STATED EXERCISE:
Type out the records that follow, exactly as given.

[begin DATA SUPPLIED]

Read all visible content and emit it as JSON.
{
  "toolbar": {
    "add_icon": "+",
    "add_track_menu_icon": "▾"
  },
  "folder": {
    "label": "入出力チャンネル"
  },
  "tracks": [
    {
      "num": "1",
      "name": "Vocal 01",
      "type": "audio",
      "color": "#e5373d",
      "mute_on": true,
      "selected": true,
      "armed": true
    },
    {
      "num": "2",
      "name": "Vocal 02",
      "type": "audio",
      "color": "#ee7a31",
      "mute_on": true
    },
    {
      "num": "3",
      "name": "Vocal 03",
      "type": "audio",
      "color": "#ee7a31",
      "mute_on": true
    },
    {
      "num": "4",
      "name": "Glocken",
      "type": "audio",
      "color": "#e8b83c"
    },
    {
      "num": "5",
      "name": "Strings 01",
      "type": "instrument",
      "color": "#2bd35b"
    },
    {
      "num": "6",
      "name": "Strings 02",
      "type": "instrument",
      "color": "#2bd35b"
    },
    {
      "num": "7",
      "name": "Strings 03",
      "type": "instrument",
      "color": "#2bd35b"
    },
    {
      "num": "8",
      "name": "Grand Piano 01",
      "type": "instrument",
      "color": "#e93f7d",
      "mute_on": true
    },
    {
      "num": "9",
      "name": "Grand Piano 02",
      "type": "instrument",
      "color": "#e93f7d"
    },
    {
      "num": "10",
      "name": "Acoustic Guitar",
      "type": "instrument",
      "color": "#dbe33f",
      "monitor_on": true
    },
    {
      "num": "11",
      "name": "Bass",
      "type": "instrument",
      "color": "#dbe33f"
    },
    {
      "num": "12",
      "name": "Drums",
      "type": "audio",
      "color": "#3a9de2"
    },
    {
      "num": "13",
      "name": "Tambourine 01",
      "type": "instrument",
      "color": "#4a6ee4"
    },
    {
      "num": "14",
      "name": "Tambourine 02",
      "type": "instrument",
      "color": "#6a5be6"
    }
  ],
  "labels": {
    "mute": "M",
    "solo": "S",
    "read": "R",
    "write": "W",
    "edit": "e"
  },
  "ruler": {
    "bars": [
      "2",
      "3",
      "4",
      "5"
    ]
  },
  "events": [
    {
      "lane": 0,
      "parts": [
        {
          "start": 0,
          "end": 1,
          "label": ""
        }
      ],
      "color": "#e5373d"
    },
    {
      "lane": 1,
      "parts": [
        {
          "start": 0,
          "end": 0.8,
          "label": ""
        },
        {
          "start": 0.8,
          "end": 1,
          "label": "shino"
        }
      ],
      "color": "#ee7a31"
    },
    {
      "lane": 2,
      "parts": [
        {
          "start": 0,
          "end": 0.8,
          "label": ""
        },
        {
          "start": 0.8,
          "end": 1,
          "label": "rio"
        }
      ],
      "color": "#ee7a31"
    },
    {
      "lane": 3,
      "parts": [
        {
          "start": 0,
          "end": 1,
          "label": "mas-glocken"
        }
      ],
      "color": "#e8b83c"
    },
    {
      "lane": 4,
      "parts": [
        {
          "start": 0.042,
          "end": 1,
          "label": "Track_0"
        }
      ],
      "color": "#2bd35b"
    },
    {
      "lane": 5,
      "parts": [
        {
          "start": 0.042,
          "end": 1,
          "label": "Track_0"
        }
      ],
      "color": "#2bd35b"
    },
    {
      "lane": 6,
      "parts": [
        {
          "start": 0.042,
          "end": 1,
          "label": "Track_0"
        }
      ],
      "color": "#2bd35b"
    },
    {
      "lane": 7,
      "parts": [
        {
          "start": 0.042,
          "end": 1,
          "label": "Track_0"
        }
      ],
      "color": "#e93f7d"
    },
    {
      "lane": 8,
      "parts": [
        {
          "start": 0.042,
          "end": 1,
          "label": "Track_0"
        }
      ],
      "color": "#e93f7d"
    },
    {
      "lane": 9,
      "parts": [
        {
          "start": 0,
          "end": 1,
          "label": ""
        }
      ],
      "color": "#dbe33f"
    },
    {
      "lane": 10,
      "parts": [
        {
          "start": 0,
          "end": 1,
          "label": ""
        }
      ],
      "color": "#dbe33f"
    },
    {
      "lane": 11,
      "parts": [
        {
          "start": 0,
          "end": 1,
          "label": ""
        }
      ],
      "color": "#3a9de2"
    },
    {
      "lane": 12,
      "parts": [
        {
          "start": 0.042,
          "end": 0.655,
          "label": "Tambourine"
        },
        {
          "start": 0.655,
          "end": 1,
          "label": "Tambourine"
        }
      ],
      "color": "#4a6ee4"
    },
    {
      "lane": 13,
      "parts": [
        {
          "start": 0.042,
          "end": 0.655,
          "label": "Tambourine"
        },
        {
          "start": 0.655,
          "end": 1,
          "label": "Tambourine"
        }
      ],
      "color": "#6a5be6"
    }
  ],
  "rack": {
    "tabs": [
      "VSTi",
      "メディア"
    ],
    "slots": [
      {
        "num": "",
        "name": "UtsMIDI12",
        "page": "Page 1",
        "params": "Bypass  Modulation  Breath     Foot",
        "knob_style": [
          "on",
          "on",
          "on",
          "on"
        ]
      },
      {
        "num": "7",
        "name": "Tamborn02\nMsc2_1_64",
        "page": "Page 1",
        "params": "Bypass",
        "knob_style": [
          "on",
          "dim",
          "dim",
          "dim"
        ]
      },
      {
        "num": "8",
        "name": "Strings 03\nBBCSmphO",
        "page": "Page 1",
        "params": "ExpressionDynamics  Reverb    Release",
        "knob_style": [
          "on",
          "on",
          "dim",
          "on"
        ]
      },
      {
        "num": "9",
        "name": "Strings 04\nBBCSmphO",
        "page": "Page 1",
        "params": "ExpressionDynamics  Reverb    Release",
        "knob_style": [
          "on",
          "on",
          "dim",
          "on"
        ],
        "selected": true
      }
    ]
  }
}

[end DATA SUPPLIED]

SOLUTION FOR THIS EXERCISE:
Read all visible content and emit it as JSON.
{
  "toolbar": {
    "add_icon": "+",
    "add_track_menu_icon": "▾"
  },
  "folder": {
    "label": "入出力チャンネル"
  },
  "tracks": [
    {
      "num": "1",
      "name": "Vocal 01",
      "type": "audio",
      "color": "#e5373d",
      "mute_on": true,
      "selected": true,
      "armed": true
    },
    {
      "num": "2",
      "name": "Vocal 02",
      "type": "audio",
      "color": "#ee7a31",
      "mute_on": true
    },
    {
      "num": "3",
      "name": "Vocal 03",
      "type": "audio",
      "color": "#ee7a31",
      "mute_on": true
    },
    {
      "num": "4",
      "name": "Glocken",
      "type": "audio",
      "color": "#e8b83c"
    },
    {
      "num": "5",
      "name": "Strings 01",
      "type": "instrument",
      "color": "#2bd35b"
    },
    {
      "num": "6",
      "name": "Strings 02",
      "type": "instrument",
      "color": "#2bd35b"
    },
    {
      "num": "7",
      "name": "Strings 03",
      "type": "instrument",
      "color": "#2bd35b"
    },
    {
      "num": "8",
      "name": "Grand Piano 01",
      "type": "instrument",
      "color": "#e93f7d",
      "mute_on": true
    },
    {
      "num": "9",
      "name": "Grand Piano 02",
      "type": "instrument",
      "color": "#e93f7d"
    },
    {
      "num": "10",
      "name": "Acoustic Guitar",
      "type": "instrument",
      "color": "#dbe33f",
      "monitor_on": true
    },
    {
      "num": "11",
      "name": "Bass",
      "type": "instrument",
      "color": "#dbe33f"
    },
    {
      "num": "12",
      "name": "Drums",
      "type": "audio",
      "color": "#3a9de2"
    },
    {
      "num": "13",
      "name": "Tambourine 01",
      "type": "instrument",
      "color": "#4a6ee4"
    },
    {
      "num": "14",
      "name": "Tambourine 02",
      "type": "instrument",
      "color": "#6a5be6"
    }
  ],
  "labels": {
    "mute": "M",
    "solo": "S",
    "read": "R",
    "write": "W",
    "edit": "e"
  },
  "ruler": {
    "bars": [
      "2",
      "3",
      "4",
      "5"
    ]
  },
  "events": [
    {
      "lane": 0,
      "parts": [
        {
          "start": 0,
          "end": 1,
          "label": ""
        }
      ],
      "color": "#e5373d"
    },
    {
      "lane": 1,
      "parts": [
        {
          "start": 0,
          "end": 0.8,
          "label": ""
        },
        {
          "start": 0.8,
          "end": 1,
          "label": "shino"
        }
      ],
      "color": "#ee7a31"
    },
    {
      "lane": 2,
      "parts": [
        {
          "start": 0,
          "end": 0.8,
          "label": ""
        },
        {
          "start": 0.8,
          "end": 1,
          "label": "rio"
        }
      ],
      "color": "#ee7a31"
    },
    {
      "lane": 3,
      "parts": [
        {
          "start": 0,
          "end": 1,
          "label": "mas-glocken"
        }
      ],
      "color": "#e8b83c"
    },
    {
      "lane": 4,
      "parts": [
        {
          "start": 0.042,
          "end": 1,
          "label": "Track_0"
        }
      ],
      "color": "#2bd35b"
    },
    {
      "lane": 5,
      "parts": [
        {
          "start": 0.042,
          "end": 1,
          "label": "Track_0"
        }
      ],
      "color": "#2bd35b"
    },
    {
      "lane": 6,
      "parts": [
        {
          "start": 0.042,
          "end": 1,
          "label": "Track_0"
        }
      ],
      "color": "#2bd35b"
    },
    {
      "lane": 7,
      "parts": [
        {
          "start": 0.042,
          "end": 1,
          "label": "Track_0"
        }
      ],
      "color": "#e93f7d"
    },
    {
      "lane": 8,
      "parts": [
        {
          "start": 0.042,
          "end": 1,
          "label": "Track_0"
        }
      ],
      "color": "#e93f7d"
    },
    {
      "lane": 9,
      "parts": [
        {
          "start": 0,
          "end": 1,
          "label": ""
        }
      ],
      "color": "#dbe33f"
    },
    {
      "lane": 10,
      "parts": [
        {
          "start": 0,
          "end": 1,
          "label": ""
        }
      ],
      "color": "#dbe33f"
    },
    {
      "lane": 11,
      "parts": [
        {
          "start": 0,
          "end": 1,
          "label": ""
        }
      ],
      "color": "#3a9de2"
    },
    {
      "lane": 12,
      "parts": [
        {
          "start": 0.042,
          "end": 0.655,
          "label": "Tambourine"
        },
        {
          "start": 0.655,
          "end": 1,
          "label": "Tambourine"
        }
      ],
      "color": "#4a6ee4"
    },
    {
      "lane": 13,
      "parts": [
        {
          "start": 0.042,
          "end": 0.655,
          "label": "Tambourine"
        },
        {
          "start": 0.655,
          "end": 1,
          "label": "Tambourine"
        }
      ],
      "color": "#6a5be6"
    }
  ],
  "rack": {
    "tabs": [
      "VSTi",
      "メディア"
    ],
    "slots": [
      {
        "num": "",
        "name": "UtsMIDI12",
        "page": "Page 1",
        "params": "Bypass  Modulation  Breath     Foot",
        "knob_style": [
          "on",
          "on",
          "on",
          "on"
        ]
      },
      {
        "num": "7",
        "name": "Tamborn02\nMsc2_1_64",
        "page": "Page 1",
        "params": "Bypass",
        "knob_style": [
          "on",
          "dim",
          "dim",
          "dim"
        ]
      },
      {
        "num": "8",
        "name": "Strings 03\nBBCSmphO",
        "page": "Page 1",
        "params": "ExpressionDynamics  Reverb    Release",
        "knob_style": [
          "on",
          "on",
          "dim",
          "on"
        ]
      },
      {
        "num": "9",
        "name": "Strings 04\nBBCSmphO",
        "page": "Page 1",
        "params": "ExpressionDynamics  Reverb    Release",
        "knob_style": [
          "on",
          "on",
          "dim",
          "on"
        ],
        "selected": true
      }
    ]
  }
}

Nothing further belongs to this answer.